_MATERIAL FOR THIS TASK:_
begin

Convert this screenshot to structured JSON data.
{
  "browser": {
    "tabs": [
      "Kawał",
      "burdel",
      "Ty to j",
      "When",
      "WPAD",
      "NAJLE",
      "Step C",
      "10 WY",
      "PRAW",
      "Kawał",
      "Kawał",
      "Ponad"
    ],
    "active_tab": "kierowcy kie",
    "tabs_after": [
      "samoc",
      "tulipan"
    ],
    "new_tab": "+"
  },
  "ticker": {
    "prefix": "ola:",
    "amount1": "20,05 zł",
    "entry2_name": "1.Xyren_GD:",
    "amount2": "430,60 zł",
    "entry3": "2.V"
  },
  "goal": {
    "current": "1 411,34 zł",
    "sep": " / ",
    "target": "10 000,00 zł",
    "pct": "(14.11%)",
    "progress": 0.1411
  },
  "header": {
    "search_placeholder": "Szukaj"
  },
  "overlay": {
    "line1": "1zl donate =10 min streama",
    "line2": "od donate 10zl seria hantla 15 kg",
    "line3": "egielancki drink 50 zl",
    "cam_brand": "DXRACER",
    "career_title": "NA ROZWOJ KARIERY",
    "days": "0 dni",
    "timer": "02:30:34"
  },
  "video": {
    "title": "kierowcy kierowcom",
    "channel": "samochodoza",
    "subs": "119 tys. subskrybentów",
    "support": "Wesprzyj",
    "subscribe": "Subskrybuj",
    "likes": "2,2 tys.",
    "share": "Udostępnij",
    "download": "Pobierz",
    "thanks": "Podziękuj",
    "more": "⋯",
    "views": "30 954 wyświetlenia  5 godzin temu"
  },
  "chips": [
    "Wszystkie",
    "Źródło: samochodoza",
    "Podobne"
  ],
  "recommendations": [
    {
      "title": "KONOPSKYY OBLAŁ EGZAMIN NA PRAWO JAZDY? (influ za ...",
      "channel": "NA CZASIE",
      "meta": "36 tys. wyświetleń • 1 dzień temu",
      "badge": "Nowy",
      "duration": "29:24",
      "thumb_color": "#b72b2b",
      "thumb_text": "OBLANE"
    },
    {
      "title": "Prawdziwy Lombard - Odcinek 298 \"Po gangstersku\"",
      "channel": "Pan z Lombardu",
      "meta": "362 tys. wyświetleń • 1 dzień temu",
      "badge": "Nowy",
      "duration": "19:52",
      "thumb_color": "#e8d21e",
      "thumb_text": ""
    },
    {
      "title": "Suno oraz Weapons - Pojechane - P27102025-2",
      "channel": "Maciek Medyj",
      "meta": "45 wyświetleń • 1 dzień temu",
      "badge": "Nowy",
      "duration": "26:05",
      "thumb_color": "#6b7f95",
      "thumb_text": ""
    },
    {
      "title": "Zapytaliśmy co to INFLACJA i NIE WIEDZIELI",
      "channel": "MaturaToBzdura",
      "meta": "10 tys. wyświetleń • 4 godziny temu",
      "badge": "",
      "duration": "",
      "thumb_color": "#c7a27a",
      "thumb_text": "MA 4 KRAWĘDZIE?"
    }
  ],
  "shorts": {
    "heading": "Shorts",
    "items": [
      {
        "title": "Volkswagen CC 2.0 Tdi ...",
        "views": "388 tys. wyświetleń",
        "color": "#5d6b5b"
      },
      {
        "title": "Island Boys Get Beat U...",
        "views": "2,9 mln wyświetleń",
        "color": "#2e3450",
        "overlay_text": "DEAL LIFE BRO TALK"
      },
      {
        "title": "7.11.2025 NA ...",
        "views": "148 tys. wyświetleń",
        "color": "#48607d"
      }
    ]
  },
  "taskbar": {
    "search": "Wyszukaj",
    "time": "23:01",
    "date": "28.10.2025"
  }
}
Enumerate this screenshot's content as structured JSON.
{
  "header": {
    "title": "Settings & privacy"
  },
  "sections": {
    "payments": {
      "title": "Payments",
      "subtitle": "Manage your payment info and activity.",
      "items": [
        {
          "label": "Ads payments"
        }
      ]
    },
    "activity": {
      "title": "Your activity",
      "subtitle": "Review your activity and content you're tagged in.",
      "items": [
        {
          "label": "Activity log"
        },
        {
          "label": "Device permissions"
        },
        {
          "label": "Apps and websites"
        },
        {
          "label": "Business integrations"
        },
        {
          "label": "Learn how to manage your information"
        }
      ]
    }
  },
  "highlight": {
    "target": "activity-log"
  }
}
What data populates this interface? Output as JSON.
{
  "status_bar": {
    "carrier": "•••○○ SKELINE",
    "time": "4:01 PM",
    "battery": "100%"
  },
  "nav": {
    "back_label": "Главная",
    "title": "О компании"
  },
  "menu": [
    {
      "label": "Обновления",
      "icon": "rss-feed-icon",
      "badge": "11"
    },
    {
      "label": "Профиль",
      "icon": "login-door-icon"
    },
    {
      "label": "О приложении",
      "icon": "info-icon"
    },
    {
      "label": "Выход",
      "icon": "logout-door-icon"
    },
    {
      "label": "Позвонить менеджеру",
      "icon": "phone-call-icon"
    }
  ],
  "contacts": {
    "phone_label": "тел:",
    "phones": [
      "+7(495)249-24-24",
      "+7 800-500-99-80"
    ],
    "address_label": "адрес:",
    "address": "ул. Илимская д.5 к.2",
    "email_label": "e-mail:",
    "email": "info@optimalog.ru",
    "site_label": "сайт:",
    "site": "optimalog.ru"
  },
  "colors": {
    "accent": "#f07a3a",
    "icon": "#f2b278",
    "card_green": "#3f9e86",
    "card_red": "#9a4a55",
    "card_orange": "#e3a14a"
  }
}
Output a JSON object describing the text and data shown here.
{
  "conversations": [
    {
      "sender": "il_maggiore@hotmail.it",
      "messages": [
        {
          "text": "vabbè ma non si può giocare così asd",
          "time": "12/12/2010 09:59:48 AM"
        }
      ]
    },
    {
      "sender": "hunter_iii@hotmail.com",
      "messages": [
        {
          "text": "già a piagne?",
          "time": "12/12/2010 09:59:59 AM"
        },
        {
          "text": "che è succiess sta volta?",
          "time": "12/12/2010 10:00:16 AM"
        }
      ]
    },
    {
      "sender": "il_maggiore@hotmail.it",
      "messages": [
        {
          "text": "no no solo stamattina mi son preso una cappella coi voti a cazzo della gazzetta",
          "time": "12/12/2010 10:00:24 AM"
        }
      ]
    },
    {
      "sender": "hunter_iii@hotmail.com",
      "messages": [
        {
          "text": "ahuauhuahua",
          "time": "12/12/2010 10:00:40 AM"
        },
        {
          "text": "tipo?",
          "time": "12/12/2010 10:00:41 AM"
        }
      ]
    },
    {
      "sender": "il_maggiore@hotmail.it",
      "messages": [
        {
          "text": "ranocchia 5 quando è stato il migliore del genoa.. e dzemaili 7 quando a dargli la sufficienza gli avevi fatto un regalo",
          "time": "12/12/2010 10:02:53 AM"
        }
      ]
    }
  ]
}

end

_TASK INSTRUCTIONS:_
What is the number of lines that contain "duration"? Reply with that number alone.

_RESULT OF THE EXERCISE:_
4